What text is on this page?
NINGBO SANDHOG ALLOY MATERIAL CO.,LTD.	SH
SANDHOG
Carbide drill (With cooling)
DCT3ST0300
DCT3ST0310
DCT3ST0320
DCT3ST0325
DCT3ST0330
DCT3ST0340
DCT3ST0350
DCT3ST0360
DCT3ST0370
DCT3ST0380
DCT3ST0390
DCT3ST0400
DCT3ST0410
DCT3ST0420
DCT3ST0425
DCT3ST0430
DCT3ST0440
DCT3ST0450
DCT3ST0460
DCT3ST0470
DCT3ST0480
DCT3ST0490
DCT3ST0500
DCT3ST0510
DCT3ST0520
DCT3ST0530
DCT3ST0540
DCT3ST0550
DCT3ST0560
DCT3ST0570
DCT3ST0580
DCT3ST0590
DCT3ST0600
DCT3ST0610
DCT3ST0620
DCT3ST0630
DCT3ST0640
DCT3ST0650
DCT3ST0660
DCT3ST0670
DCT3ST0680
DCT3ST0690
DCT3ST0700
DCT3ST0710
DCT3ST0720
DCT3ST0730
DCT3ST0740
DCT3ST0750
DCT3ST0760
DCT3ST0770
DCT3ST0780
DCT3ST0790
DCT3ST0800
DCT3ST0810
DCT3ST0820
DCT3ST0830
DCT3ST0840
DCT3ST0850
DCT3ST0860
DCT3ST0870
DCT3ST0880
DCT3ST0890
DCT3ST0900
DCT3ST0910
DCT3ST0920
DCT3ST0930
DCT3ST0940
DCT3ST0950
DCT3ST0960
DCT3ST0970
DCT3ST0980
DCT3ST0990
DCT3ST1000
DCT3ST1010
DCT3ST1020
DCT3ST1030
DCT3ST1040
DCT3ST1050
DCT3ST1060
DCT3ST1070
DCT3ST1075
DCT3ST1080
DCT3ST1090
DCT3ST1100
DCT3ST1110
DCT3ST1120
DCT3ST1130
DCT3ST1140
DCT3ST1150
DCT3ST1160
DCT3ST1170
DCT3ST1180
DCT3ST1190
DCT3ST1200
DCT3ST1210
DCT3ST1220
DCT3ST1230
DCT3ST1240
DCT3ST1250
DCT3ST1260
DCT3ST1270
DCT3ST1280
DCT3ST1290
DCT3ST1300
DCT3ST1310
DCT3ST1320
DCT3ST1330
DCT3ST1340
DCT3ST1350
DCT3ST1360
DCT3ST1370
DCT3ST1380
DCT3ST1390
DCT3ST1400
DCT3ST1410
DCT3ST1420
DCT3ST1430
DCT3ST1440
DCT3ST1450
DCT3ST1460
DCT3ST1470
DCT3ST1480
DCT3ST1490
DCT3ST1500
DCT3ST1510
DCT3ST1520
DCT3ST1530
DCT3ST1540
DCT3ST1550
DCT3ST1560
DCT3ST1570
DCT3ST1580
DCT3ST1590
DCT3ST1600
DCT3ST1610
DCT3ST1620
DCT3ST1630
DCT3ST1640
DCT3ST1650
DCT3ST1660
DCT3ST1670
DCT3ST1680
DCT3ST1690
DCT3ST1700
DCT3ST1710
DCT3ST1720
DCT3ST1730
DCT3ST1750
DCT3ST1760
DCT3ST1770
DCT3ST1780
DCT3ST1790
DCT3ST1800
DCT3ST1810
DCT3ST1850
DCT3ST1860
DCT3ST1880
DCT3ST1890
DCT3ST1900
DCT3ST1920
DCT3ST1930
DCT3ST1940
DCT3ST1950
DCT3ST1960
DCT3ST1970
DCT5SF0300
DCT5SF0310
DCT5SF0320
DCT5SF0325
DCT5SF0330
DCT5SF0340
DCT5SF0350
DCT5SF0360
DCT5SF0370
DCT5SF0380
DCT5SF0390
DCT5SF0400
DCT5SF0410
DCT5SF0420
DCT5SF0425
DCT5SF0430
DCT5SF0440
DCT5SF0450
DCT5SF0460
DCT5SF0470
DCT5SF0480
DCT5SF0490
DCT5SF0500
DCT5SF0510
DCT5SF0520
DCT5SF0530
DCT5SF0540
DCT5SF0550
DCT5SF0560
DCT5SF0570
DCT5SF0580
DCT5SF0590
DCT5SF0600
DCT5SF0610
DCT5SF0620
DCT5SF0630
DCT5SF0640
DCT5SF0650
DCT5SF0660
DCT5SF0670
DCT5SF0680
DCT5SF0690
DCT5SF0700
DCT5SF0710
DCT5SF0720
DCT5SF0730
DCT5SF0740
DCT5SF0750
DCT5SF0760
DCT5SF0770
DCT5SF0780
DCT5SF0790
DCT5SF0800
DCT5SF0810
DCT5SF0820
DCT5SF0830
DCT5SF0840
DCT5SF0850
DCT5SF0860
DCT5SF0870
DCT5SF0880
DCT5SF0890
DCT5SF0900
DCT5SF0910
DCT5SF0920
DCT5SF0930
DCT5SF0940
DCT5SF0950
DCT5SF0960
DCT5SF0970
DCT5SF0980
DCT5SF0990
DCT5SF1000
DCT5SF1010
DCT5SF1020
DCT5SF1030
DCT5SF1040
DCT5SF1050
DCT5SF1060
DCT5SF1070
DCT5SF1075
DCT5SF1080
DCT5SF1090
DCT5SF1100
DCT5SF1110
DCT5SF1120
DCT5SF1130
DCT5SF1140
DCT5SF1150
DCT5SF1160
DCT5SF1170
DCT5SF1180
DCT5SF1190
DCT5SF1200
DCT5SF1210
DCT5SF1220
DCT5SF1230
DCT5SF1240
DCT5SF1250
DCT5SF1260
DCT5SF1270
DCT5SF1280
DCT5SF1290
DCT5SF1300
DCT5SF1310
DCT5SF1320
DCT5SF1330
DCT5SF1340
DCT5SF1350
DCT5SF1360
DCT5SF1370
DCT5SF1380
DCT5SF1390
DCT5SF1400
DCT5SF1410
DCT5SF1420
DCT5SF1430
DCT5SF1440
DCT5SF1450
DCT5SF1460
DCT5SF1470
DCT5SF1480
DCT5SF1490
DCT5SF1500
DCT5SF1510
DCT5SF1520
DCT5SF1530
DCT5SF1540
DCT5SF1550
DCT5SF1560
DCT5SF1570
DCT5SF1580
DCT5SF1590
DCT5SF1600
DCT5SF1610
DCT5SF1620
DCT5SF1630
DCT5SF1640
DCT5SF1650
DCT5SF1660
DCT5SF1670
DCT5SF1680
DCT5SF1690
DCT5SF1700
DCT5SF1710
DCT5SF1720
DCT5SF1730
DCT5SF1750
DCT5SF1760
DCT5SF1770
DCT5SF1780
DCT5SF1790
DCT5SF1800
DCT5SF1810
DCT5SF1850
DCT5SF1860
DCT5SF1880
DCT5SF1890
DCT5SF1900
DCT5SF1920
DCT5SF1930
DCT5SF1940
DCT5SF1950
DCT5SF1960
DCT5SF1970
**********
SET TASK
Above are entries; state the number of lines among them that contain "SANDHOG", and nothing else.

RESPONSE TO THIS TASK
2